Data records:

___

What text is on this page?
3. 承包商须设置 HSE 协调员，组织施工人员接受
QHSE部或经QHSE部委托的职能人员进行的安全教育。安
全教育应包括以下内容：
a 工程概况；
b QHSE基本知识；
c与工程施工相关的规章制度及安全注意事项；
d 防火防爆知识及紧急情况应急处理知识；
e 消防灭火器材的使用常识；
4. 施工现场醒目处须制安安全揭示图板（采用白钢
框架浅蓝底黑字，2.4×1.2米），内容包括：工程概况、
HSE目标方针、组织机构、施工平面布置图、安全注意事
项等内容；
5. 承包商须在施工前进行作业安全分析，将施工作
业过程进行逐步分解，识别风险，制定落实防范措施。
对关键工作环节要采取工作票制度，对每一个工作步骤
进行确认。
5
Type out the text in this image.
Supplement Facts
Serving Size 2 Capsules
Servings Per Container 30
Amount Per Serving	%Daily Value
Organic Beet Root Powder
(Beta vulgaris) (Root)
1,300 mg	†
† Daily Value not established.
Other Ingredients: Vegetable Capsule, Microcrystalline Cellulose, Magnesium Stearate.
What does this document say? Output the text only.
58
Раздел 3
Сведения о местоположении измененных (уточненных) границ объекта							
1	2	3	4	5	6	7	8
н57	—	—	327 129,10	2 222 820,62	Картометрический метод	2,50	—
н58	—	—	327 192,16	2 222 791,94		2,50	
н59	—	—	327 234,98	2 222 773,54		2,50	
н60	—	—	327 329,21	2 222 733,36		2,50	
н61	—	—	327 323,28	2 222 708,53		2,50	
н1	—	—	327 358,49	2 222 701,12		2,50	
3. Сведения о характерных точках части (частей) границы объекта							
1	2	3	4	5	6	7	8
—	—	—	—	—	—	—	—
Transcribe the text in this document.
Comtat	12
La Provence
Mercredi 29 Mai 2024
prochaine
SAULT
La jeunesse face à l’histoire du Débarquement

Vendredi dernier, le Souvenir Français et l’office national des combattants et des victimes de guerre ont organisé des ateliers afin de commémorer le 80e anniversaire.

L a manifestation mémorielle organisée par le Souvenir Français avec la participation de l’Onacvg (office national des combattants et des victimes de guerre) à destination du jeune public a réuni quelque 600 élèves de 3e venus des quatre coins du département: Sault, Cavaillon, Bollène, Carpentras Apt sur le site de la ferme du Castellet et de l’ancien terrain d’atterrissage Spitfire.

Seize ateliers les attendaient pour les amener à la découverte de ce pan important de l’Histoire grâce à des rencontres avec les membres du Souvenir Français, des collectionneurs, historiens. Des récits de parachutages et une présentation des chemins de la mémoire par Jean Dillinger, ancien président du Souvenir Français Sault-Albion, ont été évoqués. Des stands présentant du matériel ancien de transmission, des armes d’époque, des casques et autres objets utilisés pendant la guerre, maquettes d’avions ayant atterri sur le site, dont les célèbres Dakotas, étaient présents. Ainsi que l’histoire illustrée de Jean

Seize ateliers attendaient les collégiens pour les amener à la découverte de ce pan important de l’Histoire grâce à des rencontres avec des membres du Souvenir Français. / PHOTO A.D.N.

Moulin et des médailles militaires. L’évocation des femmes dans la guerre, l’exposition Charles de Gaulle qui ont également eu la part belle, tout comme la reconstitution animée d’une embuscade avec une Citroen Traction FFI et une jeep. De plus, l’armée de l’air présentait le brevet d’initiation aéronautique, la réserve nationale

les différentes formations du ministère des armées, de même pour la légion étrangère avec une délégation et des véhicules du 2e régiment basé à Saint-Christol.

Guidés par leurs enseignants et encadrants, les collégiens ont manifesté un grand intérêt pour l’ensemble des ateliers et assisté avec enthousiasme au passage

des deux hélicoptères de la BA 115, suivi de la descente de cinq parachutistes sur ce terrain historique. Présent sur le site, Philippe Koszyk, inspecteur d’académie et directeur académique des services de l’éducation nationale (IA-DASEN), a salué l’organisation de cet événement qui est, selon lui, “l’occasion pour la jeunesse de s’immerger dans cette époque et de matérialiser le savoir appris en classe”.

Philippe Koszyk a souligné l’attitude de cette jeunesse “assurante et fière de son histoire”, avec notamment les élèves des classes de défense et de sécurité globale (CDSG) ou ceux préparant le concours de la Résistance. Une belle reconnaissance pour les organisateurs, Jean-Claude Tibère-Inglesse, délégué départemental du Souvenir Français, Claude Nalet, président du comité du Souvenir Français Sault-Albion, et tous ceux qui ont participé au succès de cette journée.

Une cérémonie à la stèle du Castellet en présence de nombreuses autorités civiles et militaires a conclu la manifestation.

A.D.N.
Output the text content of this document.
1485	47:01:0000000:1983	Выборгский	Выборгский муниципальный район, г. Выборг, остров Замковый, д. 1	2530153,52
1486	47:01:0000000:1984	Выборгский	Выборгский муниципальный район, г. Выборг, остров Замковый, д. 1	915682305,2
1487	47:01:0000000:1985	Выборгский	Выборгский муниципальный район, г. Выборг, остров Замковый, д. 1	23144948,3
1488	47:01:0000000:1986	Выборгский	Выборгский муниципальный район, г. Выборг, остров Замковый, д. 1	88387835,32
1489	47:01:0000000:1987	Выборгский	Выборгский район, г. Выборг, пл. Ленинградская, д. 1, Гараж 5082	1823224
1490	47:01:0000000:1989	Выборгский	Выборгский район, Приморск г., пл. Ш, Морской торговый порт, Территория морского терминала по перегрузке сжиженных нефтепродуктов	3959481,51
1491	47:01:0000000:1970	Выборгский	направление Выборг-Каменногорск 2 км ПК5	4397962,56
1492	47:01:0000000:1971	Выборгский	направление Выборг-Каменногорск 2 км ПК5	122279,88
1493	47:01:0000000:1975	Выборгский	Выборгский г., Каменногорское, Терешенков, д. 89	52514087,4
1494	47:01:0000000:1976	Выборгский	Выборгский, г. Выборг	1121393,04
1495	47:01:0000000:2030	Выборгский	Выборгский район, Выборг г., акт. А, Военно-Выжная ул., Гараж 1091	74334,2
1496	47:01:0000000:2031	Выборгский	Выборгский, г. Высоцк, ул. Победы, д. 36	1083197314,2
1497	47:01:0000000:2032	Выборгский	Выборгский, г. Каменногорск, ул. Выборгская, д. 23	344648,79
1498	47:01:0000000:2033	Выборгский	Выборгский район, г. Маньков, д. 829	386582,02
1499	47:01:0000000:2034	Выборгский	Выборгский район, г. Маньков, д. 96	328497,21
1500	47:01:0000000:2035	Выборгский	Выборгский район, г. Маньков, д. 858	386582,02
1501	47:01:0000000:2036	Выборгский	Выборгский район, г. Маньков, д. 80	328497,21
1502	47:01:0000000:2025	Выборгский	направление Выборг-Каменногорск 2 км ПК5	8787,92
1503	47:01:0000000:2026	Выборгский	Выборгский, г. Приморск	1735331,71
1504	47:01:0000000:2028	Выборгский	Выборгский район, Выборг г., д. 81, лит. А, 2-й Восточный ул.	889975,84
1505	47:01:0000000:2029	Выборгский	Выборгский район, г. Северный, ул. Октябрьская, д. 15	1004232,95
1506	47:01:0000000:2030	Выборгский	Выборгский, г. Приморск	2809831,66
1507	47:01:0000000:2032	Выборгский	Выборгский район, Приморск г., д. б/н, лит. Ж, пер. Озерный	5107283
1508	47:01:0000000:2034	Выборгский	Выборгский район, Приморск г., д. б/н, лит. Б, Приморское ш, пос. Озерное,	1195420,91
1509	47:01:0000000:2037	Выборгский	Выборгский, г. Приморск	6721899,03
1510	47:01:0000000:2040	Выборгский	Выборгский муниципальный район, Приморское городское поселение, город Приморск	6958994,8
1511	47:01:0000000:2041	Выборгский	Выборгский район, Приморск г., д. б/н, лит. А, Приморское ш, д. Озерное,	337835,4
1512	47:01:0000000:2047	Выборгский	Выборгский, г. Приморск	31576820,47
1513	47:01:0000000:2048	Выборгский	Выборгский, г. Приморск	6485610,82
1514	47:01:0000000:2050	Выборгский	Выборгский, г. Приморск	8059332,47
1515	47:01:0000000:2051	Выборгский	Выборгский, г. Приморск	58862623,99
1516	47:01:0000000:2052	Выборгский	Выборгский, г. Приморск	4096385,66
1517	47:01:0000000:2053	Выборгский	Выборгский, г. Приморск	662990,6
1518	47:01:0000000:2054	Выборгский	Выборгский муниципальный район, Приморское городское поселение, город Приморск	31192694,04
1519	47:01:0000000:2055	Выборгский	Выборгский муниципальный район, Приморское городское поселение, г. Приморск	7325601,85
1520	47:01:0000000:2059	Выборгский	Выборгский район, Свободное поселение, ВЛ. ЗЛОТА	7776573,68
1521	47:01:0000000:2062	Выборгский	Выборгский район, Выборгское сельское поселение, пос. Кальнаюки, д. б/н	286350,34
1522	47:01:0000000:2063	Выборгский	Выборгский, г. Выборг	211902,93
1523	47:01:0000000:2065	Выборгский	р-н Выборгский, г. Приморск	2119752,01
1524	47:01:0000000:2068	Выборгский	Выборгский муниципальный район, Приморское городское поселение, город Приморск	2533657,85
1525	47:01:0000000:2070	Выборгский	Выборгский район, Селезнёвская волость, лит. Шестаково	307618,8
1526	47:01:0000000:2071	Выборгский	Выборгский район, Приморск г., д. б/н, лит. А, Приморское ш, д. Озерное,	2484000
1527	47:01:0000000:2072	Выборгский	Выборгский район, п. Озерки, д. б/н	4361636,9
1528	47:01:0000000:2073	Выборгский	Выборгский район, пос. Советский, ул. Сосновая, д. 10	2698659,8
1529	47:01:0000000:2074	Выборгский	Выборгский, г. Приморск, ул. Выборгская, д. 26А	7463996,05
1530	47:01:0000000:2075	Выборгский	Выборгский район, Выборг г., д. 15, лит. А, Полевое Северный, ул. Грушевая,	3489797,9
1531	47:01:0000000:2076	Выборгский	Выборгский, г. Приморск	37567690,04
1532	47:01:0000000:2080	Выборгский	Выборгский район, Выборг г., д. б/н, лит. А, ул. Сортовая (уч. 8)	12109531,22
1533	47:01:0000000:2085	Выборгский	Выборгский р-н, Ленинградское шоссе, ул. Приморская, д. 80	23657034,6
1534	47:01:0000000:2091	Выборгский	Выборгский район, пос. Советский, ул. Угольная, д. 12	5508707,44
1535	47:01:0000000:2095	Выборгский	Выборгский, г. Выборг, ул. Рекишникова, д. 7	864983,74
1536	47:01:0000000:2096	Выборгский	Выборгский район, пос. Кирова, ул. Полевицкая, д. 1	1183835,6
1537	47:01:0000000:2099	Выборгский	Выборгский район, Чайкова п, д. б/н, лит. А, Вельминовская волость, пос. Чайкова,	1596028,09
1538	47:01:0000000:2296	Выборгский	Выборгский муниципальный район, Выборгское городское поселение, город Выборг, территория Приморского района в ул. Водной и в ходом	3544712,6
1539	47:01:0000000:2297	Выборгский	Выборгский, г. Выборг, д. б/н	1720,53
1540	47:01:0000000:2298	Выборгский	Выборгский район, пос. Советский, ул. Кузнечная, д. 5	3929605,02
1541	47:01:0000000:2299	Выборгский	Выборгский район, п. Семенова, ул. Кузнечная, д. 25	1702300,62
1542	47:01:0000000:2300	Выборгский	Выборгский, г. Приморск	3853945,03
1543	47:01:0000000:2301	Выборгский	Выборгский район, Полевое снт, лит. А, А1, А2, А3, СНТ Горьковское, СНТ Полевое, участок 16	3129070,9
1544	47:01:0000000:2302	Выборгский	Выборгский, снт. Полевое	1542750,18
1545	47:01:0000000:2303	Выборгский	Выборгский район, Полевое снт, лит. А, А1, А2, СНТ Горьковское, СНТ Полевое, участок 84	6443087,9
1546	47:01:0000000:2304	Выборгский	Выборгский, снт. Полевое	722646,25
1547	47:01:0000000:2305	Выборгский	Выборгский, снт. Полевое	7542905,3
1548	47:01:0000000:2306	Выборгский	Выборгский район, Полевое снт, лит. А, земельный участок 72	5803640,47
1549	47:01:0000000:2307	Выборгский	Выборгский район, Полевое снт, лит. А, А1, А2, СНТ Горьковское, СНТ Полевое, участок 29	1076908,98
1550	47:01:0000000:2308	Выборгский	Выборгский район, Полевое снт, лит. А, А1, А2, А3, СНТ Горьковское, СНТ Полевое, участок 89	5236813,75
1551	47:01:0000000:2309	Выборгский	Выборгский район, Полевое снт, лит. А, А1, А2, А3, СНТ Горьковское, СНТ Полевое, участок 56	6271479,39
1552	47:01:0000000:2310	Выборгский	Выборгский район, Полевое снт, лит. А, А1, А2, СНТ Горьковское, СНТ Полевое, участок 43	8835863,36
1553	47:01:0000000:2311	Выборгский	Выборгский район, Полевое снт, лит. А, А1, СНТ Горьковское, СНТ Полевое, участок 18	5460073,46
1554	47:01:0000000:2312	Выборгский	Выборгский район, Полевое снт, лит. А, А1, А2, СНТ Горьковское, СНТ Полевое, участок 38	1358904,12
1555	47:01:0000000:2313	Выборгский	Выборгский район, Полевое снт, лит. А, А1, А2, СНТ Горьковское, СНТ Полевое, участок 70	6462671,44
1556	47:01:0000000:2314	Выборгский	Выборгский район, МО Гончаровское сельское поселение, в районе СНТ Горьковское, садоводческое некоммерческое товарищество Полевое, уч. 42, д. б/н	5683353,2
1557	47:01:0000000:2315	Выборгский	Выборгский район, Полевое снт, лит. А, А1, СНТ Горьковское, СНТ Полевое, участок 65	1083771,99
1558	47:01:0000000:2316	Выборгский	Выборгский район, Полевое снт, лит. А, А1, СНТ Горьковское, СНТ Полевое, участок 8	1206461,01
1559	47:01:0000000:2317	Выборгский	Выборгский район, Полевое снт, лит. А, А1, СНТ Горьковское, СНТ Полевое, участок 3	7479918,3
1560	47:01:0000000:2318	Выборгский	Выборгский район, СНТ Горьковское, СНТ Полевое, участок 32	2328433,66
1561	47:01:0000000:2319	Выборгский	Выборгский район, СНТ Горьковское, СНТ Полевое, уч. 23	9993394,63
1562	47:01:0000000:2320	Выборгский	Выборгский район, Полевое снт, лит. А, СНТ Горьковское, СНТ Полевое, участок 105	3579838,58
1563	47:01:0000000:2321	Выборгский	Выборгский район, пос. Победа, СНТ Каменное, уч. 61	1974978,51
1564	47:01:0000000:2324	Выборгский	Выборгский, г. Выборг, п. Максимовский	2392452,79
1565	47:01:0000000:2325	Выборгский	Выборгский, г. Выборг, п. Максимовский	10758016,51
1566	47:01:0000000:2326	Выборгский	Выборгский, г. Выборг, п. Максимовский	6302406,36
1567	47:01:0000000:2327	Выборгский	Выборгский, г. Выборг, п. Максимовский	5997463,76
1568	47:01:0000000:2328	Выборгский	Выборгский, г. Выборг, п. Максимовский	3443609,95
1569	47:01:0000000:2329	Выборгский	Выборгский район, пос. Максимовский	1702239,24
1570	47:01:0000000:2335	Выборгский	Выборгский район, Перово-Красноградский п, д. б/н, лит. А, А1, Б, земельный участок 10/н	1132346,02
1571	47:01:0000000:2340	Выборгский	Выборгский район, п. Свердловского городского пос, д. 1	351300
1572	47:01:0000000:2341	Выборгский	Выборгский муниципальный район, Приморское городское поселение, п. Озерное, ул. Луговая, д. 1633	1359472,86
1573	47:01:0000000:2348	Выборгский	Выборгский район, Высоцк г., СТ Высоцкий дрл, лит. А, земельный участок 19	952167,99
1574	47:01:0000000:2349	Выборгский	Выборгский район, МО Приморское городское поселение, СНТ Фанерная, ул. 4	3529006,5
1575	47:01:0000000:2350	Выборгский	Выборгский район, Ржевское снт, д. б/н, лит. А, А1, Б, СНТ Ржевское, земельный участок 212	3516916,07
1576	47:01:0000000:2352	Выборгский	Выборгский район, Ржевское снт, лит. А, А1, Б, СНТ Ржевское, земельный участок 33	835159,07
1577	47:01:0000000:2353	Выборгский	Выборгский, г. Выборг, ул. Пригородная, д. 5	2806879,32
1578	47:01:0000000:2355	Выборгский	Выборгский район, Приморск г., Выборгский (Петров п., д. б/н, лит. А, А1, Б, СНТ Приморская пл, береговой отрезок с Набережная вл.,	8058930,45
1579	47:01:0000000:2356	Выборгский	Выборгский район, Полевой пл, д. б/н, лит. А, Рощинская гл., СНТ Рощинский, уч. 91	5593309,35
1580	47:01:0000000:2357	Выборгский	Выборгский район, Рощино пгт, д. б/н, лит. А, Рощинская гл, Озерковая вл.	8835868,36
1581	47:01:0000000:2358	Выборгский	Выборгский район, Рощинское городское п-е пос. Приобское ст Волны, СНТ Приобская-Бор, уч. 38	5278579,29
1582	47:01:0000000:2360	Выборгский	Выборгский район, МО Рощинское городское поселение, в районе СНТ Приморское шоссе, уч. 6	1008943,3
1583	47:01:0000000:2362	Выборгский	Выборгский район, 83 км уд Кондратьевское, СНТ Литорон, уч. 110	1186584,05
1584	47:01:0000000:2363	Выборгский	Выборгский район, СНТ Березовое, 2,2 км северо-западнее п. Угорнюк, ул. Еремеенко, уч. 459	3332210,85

___

▸ **What to do**: Filter the records above for lines containing the word "attendaient", and copy those lines.

▸ **Full answer**:
Seize ateliers les attendaient pour les amener à la découverte de ce pan important de l’Histoire grâce à des rencontres avec les membres du Souvenir Français, des collectionneurs, historiens. Des récits de parachutages et une présentation des chemins de la mémoire par Jean Dillinger, ancien président du Souvenir Français Sault-Albion, ont été évoqués. Des stands présentant du matériel ancien de transmission, des armes d’époque, des casques et autres objets utilisés pendant la guerre, maquettes d’avions ayant atterri sur le site, dont les célèbres Dakotas, étaient présents. Ainsi que l’histoire illustrée de Jean
Seize ateliers attendaient les collégiens pour les amener à la découverte de ce pan important de l’Histoire grâce à des rencontres avec des membres du Souvenir Français. / PHOTO A.D.N.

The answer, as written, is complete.